▸ WHAT TO PRODUCE: In the comment thread on pitching stats, rewrite the passage from "You've got to" to "for their work.", putting "dismissive" where "flip" stands.

____ EXTRACT TO READ

What is the comparison between strikeout per pitch and strike per pitch? Are we moving towards a simpler percent stat here?

One other thing:

"For whatever reason, many people are slow to accept new ideas. No matter how much proof one provides, there will always be naysayers who don't want to embrace the truth. But that is OK with me. You see, I'm not a member of the Flat Earth Society."

This is a complete crock. You posted the hypothesis on your blog one day ago, February 20th. You had damn well better expect to spend a significant amount of time defending it. Right or wrong, you're going to have to shoot down every single person who questions it. Look at what McCracken had to go through to get DIPS accepted, then what real scientists have to do to defend 150-year old theories with mountains of evidence behind them.

You've got to expect to have to take some time defending this, and if you respect your own work, you'll be a little less flip about it while you're still trying to get others to rely on it for their work.

geez powers, two scoops of crabby in your coffee this morning or what?

It's a great thing if he's found a way to advance the predictive value of pitcher performance, it's a terrible thing if he thinks saying it's so is enough to make him right. There are people around with some decent questions about this that might lead to a refinement of it or other components of DIPS, and one regression analysis isn't going to inoculate him from answering those questions if he wants people to take it seriously.

For example, the groundball questions (aka the Greg Maddux Argument) over at Baseball Musings might lead one to wonder if GB/FB pitchers' value might be better estimated by Outs Per Pitch than Strikeouts Per Pitch. We all accept at this point that strikeouts are the best, but what if we could find more accurate predictors for other kinds of pitchers?

Dealing with science all day, I often find myself poking at people not to feed ignorant trolls, but that's a matter of limiting yourself to "one link responses" until said troll demonstrates he'll do his own homework. There's a difference between limiting yourself to one measured response and brushing off all questions with "take this on faith or you're a Flat Earther." After all, he's not posting each equation and the exact source data he used so others can repeat the test, as a real scientist would have to, and he didn't have anyone verify his work before he took it public. It's natural for people to question a one-day-in-the-wild idea.

________
____ EXTRACTED RECORDS

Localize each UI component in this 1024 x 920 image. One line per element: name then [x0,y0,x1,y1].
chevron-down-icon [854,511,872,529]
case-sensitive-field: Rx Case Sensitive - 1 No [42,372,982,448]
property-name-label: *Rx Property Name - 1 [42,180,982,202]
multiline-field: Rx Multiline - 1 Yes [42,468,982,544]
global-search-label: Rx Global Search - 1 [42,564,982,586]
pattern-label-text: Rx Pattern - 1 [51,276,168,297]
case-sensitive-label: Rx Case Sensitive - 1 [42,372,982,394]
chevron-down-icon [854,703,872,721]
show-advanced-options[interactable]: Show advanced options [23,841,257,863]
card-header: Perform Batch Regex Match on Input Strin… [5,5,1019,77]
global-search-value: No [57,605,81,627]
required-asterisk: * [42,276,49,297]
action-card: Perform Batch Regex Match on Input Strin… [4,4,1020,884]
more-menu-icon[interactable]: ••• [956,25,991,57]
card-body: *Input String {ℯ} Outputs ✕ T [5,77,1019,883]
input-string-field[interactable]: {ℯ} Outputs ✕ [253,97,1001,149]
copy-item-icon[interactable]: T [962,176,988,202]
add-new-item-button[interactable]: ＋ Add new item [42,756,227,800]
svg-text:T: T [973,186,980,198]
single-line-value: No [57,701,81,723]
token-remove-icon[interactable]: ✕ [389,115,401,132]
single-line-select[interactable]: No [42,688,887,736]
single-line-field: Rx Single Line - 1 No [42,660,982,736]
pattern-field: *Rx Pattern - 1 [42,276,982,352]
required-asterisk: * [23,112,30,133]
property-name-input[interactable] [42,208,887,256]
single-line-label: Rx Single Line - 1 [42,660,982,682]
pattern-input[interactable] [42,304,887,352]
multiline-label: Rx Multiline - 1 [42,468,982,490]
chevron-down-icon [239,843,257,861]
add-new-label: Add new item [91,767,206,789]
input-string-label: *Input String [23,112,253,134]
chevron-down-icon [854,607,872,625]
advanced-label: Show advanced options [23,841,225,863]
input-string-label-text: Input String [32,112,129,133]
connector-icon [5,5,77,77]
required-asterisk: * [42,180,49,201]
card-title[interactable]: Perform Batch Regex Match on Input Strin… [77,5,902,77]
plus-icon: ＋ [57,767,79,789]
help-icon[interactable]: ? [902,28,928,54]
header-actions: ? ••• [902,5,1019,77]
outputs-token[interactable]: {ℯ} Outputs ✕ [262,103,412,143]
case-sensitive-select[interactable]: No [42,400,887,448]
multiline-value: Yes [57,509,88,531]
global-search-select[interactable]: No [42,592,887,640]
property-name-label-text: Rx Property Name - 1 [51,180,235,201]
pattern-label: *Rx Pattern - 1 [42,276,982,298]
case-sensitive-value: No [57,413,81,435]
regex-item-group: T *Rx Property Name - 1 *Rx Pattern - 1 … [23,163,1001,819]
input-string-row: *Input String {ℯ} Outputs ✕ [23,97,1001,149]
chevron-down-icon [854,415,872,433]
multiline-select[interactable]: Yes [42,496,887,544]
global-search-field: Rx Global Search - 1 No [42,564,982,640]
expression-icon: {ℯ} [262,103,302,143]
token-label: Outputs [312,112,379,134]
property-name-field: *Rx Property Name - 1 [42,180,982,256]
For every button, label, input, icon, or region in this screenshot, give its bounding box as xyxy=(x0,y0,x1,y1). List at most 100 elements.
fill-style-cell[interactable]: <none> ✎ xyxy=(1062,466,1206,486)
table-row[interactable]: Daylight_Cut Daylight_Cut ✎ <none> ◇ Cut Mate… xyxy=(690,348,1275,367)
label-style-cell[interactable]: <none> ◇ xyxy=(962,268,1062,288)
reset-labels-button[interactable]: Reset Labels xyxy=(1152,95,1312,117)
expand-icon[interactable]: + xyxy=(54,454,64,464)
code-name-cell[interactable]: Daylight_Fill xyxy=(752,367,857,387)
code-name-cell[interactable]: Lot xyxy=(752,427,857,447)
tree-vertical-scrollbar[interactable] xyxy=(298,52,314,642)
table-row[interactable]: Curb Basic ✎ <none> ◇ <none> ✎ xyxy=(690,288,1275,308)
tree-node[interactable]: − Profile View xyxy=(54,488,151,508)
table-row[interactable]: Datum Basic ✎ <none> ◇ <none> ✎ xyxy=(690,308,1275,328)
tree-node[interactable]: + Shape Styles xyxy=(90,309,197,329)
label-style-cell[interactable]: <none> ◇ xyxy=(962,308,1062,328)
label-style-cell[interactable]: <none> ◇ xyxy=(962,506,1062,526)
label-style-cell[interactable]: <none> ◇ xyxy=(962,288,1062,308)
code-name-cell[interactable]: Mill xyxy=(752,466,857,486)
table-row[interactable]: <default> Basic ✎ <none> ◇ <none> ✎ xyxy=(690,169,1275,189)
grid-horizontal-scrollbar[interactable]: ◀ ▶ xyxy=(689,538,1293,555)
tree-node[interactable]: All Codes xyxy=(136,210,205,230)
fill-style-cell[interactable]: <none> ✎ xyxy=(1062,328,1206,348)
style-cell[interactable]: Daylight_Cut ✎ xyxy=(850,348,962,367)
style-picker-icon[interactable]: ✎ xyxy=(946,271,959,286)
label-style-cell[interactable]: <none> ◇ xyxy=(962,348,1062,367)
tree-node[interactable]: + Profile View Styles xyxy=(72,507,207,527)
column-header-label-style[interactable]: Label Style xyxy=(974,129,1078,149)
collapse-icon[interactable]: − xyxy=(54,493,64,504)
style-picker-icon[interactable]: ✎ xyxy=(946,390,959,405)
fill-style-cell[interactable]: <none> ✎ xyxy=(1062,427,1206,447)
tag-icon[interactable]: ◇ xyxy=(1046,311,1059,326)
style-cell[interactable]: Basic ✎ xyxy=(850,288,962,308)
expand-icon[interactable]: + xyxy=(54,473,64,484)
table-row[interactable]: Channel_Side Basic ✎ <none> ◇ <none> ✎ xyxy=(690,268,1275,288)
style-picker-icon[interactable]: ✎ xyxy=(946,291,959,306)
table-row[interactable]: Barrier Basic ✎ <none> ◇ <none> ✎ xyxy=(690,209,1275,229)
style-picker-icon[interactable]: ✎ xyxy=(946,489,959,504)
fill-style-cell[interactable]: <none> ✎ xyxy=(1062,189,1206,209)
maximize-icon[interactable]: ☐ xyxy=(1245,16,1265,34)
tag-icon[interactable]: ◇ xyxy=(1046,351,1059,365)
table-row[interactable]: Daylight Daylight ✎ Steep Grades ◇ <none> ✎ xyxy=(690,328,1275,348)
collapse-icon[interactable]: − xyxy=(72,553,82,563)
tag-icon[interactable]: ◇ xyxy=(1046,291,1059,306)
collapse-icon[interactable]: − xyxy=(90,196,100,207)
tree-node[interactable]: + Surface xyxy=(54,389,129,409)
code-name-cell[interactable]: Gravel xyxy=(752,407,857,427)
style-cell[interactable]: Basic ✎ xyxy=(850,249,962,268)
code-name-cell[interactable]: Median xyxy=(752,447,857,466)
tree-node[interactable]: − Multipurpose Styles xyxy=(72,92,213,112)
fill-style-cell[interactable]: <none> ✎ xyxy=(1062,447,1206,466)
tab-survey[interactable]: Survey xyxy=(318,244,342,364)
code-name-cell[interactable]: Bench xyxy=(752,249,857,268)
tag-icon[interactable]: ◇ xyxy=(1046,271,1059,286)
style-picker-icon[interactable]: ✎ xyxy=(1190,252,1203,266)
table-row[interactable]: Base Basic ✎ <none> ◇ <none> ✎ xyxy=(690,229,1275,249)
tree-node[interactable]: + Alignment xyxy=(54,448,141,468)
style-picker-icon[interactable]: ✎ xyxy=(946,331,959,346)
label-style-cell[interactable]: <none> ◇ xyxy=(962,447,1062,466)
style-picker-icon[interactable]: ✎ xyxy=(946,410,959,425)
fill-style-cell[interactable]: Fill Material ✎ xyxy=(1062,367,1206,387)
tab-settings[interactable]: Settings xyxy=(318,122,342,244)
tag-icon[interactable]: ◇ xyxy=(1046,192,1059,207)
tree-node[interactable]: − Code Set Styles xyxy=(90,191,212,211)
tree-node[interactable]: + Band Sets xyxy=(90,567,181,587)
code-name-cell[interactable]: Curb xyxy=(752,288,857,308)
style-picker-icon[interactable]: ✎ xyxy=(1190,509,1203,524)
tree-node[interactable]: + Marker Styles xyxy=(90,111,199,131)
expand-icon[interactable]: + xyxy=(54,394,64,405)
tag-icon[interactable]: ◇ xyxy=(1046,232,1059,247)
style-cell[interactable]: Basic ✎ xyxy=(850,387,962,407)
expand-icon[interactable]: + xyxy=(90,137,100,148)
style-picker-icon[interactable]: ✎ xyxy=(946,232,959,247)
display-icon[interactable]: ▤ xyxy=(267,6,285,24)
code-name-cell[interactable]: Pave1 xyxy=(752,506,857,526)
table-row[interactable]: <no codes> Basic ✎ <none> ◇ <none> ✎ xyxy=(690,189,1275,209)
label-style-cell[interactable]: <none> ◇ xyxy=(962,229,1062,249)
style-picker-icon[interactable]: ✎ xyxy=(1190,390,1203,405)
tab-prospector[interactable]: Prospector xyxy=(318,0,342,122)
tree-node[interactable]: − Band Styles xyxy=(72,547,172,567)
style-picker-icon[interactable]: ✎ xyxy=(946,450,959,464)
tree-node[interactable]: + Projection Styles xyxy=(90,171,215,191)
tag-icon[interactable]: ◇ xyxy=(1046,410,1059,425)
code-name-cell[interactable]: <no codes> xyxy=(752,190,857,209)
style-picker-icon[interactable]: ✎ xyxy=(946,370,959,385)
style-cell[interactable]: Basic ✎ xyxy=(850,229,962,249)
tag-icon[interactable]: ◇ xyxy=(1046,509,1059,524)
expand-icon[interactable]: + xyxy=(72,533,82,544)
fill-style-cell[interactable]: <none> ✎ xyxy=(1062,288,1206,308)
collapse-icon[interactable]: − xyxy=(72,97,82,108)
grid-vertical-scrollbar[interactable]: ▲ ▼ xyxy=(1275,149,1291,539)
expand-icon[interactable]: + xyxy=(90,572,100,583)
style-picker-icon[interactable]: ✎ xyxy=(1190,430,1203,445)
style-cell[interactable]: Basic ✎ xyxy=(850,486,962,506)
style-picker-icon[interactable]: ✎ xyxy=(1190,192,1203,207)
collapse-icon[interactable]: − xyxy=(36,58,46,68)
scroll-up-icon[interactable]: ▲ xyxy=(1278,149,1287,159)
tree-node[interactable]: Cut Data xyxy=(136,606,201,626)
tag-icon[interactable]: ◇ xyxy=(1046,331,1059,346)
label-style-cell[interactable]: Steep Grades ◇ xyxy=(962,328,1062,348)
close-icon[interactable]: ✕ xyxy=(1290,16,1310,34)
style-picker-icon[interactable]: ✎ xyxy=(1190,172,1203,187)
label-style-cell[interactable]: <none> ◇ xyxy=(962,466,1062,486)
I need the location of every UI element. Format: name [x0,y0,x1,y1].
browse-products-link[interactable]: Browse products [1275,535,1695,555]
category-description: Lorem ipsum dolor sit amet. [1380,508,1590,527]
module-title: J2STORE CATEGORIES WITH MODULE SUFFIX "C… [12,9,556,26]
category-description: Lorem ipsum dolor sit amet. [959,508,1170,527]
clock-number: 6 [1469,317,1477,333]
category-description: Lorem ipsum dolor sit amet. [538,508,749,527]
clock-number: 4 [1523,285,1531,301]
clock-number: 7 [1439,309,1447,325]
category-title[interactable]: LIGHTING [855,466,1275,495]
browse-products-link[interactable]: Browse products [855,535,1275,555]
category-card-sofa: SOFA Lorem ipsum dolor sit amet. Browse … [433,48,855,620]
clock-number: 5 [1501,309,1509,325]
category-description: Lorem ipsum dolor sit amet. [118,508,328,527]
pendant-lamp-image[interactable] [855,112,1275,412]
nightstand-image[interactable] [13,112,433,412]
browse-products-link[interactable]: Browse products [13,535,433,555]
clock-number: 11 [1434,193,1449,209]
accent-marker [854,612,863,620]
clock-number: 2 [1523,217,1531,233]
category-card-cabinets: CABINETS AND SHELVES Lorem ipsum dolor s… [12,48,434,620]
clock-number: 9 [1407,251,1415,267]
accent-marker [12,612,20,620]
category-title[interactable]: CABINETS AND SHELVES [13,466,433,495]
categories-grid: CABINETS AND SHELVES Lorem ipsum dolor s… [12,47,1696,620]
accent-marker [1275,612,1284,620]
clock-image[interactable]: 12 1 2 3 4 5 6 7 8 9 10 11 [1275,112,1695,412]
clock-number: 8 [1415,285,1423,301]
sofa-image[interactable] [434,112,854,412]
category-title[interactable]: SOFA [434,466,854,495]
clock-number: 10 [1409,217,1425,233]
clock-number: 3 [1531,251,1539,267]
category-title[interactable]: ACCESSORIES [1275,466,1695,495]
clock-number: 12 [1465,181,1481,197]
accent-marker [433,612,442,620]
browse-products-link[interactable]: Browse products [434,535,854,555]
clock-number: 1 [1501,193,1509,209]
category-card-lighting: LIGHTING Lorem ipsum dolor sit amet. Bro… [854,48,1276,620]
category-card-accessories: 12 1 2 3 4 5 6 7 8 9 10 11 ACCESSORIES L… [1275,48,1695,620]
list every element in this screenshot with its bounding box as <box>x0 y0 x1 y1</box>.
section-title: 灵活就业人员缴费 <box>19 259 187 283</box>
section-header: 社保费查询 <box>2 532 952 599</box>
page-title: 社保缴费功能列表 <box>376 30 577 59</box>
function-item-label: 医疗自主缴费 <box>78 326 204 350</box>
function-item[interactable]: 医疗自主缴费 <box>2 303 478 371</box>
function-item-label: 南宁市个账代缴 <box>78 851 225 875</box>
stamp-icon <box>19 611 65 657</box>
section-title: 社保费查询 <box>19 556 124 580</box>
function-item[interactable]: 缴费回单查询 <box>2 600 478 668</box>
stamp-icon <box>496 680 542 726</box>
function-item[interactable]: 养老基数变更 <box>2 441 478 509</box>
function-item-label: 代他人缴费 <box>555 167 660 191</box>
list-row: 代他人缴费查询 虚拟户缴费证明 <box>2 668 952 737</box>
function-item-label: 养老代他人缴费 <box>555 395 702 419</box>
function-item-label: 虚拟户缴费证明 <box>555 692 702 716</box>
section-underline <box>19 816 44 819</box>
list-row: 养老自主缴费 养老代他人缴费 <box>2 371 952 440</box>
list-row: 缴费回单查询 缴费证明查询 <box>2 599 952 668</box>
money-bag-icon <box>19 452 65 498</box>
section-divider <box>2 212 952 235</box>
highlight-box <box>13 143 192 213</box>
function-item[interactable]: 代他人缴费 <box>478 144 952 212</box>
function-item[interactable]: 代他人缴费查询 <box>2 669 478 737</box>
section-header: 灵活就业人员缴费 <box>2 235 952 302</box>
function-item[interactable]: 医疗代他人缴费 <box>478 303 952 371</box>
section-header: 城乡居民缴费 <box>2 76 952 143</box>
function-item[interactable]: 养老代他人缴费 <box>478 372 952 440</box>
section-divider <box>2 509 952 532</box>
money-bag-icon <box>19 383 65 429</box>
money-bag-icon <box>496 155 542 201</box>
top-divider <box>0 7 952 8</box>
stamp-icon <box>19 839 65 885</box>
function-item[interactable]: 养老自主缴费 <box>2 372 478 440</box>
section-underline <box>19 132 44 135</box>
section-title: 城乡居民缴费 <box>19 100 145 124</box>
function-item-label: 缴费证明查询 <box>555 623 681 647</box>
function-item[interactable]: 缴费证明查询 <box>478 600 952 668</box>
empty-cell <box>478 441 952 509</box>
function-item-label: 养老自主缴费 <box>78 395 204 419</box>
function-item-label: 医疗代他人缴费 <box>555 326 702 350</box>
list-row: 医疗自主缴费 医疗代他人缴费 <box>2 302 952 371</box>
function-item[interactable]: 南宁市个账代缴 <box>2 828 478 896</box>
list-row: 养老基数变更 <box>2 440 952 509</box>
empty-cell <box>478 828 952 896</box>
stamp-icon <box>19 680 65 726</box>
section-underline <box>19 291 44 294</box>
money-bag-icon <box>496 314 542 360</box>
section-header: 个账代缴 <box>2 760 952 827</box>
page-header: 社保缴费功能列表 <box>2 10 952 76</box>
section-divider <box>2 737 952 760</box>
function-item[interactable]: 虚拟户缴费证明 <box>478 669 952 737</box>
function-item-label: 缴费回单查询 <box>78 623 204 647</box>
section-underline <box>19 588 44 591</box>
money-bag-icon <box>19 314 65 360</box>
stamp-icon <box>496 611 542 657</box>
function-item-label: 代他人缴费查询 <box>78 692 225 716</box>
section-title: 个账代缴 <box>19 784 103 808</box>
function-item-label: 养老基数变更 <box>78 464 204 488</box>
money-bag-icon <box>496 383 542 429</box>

________

▸ EXERCISE RESPONSE:
You've got to expect to have to take some time defending this, and if you respect your own work, you'll be a little less dismissive about it while you're still trying to get others to rely on it for their work.